### EXERCISE DATA
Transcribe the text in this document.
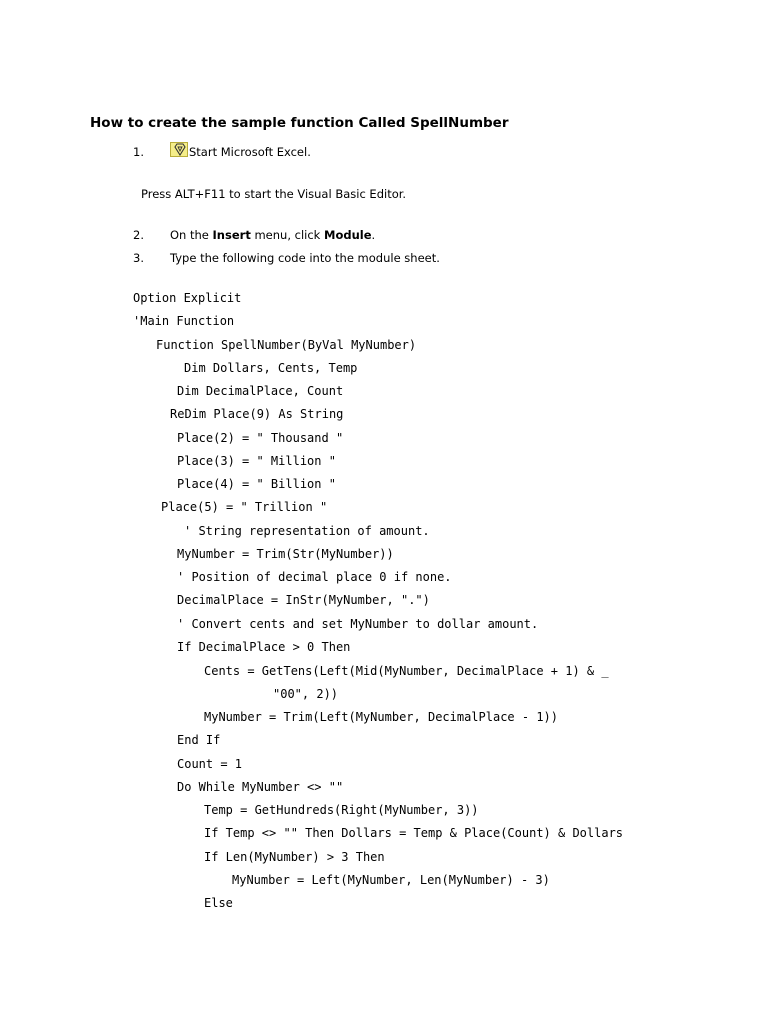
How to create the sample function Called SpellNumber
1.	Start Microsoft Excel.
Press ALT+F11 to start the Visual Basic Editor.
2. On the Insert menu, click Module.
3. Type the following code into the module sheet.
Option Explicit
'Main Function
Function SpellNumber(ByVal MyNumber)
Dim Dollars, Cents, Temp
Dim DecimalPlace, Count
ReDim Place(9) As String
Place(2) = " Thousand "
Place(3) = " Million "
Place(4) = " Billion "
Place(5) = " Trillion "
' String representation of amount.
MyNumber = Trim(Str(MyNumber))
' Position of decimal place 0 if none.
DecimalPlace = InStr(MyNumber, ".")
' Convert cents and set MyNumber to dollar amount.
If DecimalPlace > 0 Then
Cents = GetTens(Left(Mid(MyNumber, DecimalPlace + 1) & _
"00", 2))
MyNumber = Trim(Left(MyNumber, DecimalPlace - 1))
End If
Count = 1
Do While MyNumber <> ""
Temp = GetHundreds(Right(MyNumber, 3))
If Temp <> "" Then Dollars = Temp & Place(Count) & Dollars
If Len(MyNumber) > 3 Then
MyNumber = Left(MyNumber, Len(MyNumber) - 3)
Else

---

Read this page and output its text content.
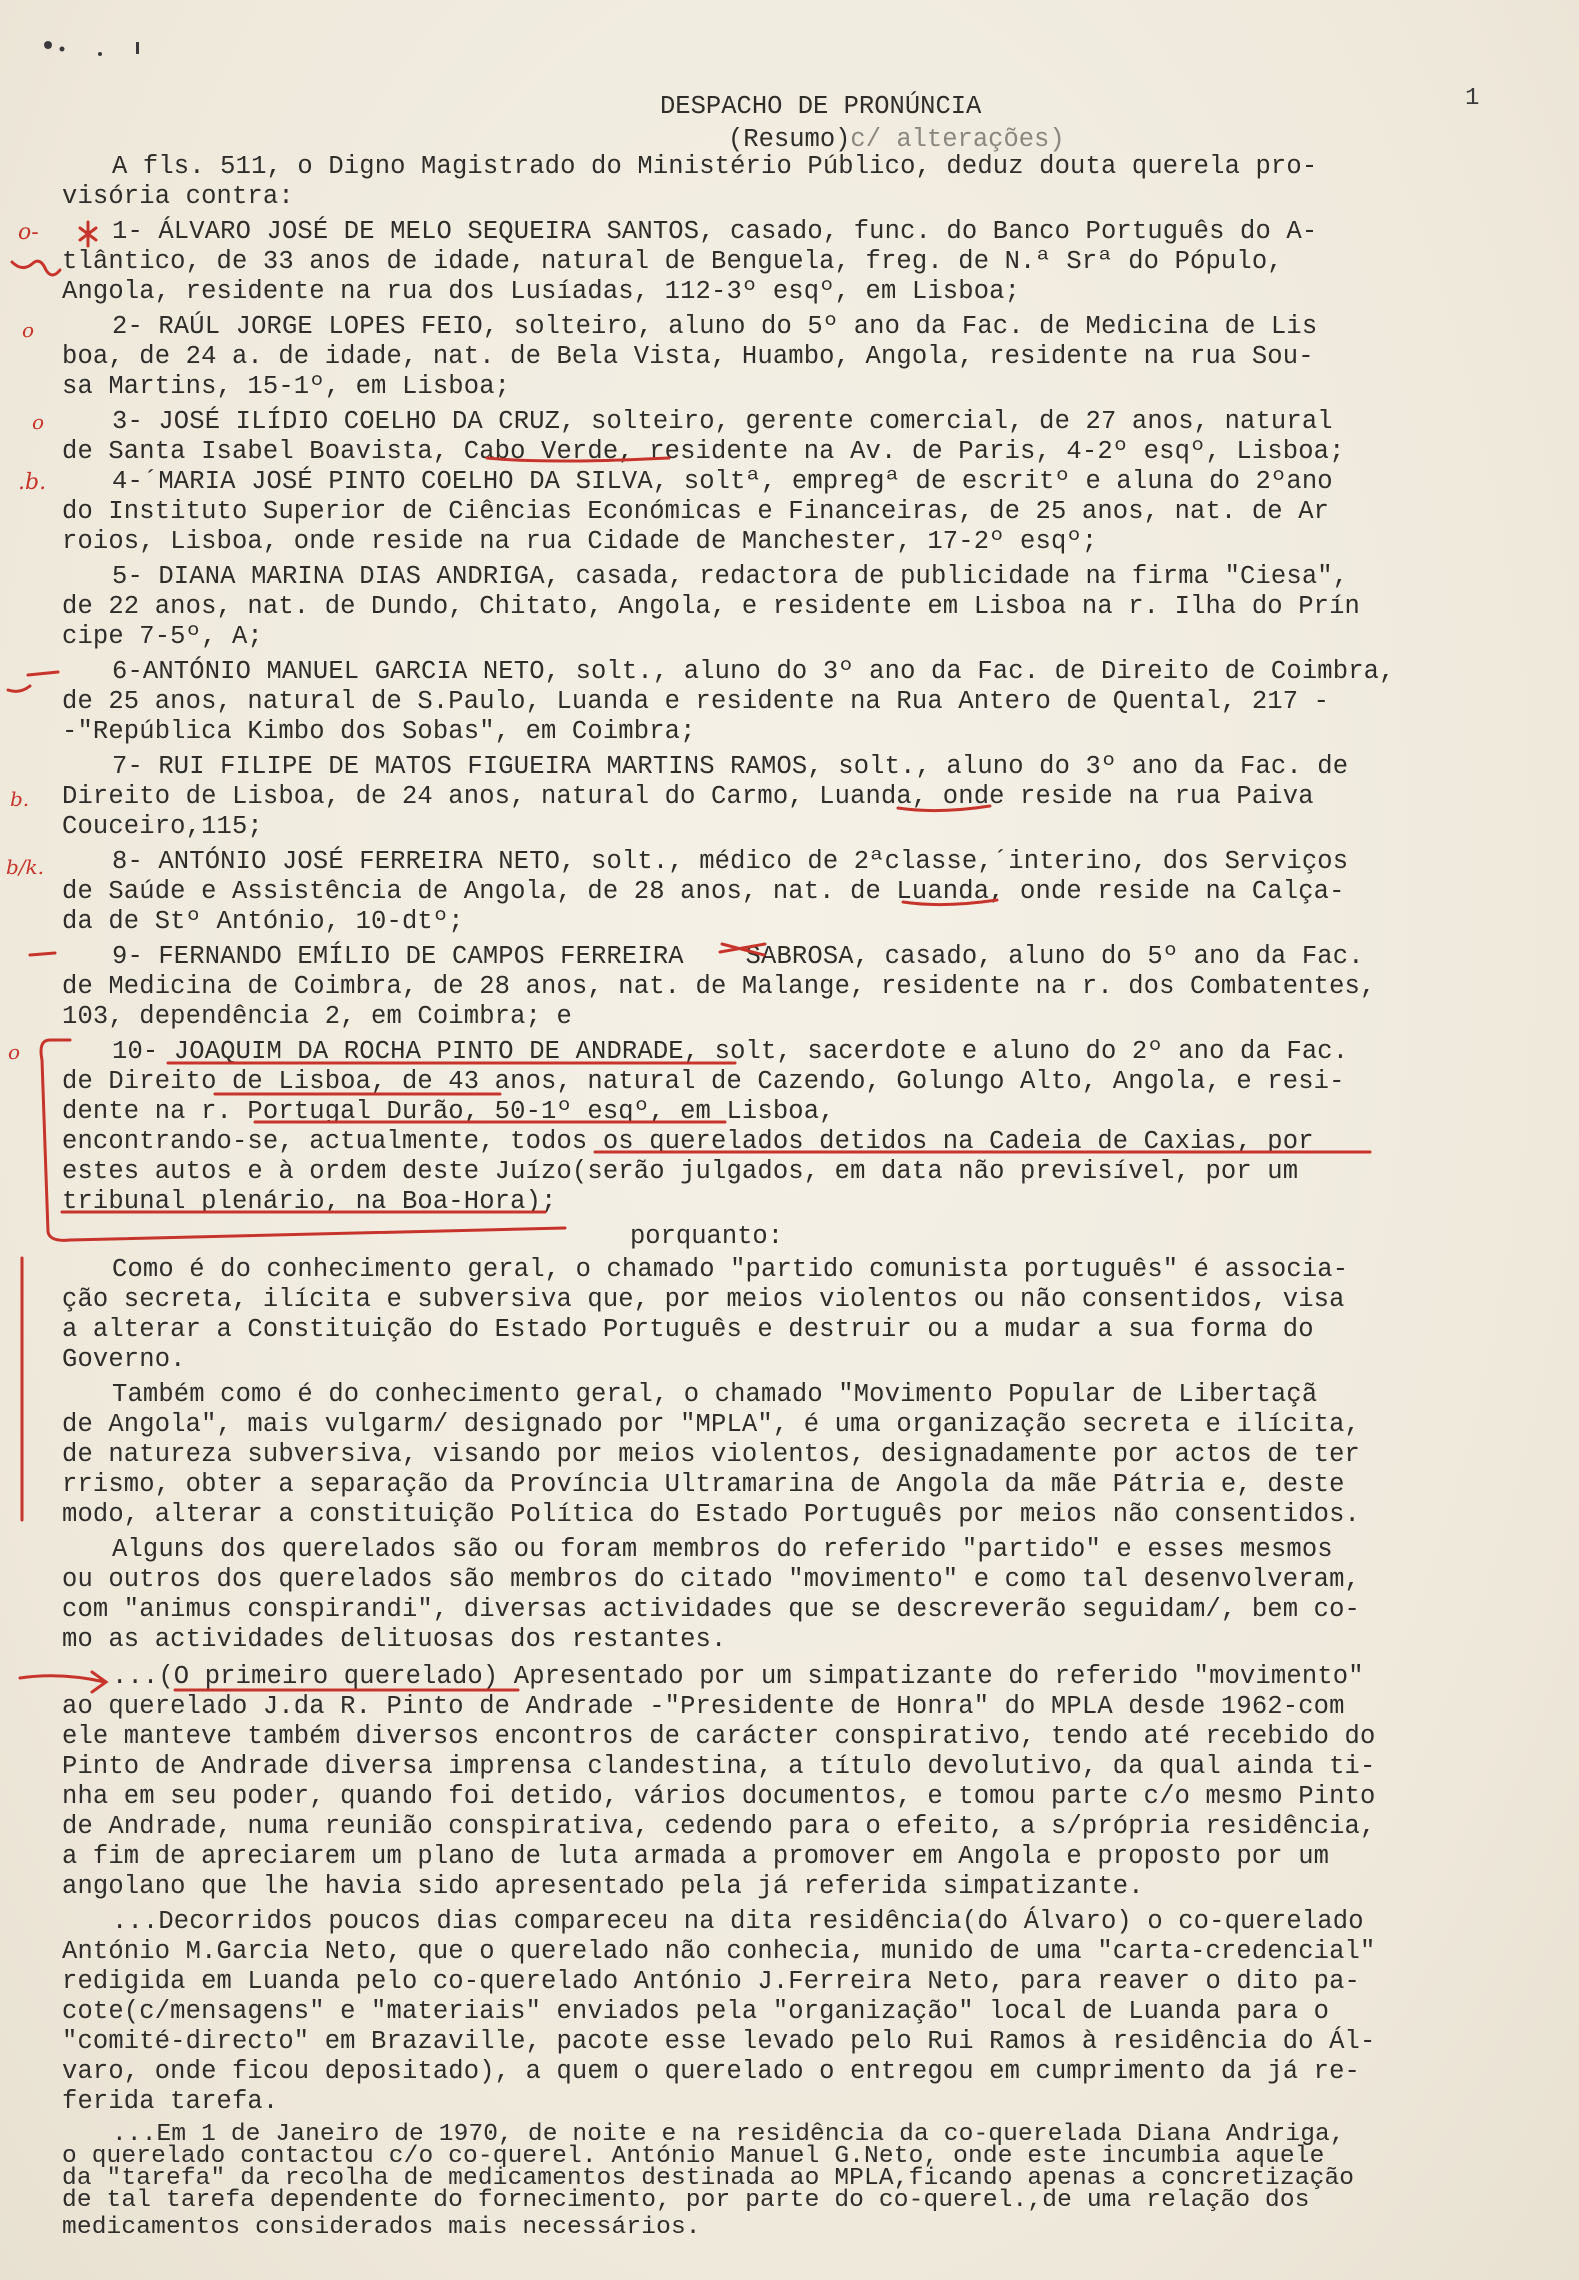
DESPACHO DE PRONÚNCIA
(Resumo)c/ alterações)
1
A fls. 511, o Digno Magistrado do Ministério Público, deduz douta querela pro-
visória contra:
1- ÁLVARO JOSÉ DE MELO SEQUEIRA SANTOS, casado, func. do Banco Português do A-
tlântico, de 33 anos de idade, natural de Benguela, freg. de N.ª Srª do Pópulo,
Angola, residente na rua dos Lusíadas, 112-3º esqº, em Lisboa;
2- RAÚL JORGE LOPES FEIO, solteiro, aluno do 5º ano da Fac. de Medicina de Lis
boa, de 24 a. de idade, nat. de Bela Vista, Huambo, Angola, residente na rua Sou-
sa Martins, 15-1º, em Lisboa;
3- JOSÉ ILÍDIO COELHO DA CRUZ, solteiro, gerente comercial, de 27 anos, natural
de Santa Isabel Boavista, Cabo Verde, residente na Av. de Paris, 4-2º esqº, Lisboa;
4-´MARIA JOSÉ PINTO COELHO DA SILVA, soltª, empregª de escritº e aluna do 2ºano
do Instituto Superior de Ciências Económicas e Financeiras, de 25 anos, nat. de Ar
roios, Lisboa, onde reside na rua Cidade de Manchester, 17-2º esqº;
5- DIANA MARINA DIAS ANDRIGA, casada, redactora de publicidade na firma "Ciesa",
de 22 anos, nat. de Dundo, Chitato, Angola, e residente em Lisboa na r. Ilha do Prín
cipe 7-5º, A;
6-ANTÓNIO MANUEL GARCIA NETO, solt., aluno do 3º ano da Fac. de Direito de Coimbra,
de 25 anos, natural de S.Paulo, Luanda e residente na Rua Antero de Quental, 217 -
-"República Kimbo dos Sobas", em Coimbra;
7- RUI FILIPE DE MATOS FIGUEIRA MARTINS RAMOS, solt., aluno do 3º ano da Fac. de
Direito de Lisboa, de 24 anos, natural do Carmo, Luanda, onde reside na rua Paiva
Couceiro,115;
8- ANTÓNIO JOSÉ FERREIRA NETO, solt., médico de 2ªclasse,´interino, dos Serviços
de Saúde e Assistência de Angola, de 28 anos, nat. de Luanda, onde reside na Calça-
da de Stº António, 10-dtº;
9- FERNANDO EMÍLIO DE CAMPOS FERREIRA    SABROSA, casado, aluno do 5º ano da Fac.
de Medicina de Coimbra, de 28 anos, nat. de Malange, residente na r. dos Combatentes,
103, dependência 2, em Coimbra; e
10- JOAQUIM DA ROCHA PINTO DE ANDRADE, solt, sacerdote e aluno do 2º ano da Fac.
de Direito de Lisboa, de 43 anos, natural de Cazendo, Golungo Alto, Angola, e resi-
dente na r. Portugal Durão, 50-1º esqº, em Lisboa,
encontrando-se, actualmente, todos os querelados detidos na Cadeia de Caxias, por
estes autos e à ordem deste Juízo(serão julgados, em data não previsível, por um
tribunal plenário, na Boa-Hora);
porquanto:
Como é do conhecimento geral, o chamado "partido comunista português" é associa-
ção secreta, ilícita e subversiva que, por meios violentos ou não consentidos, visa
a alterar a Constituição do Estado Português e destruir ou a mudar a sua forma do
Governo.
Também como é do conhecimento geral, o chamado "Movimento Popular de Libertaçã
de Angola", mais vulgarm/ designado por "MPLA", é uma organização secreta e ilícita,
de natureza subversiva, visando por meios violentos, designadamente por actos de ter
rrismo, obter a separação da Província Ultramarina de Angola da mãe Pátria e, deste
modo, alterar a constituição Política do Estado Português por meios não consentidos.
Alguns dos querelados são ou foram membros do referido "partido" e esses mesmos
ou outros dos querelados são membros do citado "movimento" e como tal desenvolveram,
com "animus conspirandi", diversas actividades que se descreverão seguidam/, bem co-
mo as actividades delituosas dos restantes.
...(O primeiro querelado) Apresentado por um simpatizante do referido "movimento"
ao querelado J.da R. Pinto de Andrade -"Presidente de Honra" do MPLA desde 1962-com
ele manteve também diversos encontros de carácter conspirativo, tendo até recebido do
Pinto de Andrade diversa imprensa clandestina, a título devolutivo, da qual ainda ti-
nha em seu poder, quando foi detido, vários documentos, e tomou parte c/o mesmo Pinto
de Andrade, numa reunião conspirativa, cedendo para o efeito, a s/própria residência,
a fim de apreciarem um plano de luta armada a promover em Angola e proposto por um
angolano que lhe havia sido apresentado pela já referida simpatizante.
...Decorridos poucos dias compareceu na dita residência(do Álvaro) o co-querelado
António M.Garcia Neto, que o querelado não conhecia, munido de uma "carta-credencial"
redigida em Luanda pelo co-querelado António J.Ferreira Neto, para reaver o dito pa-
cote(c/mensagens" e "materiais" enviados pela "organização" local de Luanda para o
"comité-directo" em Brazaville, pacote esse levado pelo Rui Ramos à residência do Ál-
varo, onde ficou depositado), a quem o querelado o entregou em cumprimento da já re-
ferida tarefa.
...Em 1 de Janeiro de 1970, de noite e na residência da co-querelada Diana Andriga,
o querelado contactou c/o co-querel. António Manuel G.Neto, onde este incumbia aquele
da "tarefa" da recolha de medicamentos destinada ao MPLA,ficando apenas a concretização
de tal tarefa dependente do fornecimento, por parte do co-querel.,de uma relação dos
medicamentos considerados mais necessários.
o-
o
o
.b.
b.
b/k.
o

### TASK PROMPT
Search the listing for the word "parte". Copy every line in which it occurs.

### RESPONSE TO THIS EXERCISE
nha em seu poder, quando foi detido, vários documentos, e tomou parte c/o mesmo Pinto
de tal tarefa dependente do fornecimento, por parte do co-querel.,de uma relação dos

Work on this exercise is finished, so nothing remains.